The problem =>
Find all lines in the records that include the word "Medical", and copy them out.

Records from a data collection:

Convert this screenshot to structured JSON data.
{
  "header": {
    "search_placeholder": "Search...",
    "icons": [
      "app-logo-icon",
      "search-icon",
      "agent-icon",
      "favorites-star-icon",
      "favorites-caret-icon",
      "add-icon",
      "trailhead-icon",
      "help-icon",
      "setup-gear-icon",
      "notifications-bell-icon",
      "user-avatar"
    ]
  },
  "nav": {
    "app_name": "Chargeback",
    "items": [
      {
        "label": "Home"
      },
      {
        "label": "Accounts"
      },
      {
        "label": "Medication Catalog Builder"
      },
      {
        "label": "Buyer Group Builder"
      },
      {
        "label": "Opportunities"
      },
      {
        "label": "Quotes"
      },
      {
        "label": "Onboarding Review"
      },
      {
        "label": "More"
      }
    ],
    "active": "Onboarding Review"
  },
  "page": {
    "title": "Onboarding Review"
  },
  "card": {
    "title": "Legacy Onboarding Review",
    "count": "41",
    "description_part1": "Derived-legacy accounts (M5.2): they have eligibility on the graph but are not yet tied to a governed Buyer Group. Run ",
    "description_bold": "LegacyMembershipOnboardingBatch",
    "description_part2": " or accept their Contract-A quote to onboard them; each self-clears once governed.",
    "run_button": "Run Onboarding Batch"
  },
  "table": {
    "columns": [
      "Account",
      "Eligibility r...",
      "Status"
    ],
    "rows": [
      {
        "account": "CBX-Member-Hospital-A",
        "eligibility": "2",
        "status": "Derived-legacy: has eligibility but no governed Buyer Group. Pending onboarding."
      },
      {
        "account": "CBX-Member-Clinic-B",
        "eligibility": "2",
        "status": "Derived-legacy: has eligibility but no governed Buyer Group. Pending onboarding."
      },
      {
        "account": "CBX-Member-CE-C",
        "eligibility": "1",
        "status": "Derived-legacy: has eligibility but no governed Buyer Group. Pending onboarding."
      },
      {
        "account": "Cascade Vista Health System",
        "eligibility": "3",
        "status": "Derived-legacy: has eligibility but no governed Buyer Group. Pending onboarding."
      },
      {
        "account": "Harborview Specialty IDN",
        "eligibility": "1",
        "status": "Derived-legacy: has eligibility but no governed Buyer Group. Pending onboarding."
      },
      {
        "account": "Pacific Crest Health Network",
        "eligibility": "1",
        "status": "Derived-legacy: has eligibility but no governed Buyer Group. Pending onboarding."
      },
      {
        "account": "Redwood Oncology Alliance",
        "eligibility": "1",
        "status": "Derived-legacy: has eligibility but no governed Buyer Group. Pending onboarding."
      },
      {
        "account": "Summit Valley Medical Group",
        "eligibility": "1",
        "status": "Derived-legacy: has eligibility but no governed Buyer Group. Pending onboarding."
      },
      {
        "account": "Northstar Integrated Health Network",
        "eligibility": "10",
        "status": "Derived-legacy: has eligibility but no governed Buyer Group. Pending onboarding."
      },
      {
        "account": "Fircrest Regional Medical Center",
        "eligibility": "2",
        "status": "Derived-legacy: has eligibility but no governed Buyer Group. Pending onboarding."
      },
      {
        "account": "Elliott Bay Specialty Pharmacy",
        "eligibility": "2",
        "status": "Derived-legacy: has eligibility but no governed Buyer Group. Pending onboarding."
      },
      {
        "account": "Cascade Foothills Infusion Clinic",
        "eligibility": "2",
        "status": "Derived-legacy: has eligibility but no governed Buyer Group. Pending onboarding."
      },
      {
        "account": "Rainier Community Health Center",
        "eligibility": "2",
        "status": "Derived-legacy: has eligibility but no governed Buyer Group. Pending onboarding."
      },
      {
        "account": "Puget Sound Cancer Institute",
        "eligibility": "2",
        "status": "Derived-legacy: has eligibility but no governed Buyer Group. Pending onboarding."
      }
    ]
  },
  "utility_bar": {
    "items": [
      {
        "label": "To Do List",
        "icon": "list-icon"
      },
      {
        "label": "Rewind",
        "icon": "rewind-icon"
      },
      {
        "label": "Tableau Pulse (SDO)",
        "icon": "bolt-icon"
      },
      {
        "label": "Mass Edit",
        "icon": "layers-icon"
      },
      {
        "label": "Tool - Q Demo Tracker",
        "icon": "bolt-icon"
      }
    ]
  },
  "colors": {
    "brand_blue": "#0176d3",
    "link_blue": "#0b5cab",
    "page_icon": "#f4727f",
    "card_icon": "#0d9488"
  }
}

--

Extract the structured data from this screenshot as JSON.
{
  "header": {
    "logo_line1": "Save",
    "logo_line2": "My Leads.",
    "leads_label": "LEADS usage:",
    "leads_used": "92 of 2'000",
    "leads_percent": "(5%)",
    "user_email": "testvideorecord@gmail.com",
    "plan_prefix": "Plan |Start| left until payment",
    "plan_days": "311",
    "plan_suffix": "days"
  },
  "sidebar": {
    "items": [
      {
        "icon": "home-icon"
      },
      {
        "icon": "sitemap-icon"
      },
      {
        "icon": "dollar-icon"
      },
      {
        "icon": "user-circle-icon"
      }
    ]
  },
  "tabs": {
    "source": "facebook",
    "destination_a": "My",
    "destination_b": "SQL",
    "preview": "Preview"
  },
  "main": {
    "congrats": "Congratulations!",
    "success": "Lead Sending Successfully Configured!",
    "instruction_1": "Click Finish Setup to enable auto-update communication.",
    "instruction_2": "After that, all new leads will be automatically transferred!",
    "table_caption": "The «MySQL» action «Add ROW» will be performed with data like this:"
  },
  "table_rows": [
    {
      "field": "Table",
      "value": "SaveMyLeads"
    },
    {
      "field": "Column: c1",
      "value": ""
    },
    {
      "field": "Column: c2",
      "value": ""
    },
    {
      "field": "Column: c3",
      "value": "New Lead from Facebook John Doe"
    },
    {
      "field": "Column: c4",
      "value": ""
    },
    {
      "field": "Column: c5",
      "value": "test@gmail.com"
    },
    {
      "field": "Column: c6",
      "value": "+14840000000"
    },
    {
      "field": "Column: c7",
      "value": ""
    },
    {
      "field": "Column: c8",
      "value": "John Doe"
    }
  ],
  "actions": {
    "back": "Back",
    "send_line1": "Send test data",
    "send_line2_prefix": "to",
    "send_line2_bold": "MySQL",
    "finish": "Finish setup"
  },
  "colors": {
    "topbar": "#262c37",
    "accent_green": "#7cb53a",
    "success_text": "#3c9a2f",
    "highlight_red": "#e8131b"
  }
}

Final result =>
        "account": "Summit Valley Medical Group",
        "account": "Fircrest Regional Medical Center",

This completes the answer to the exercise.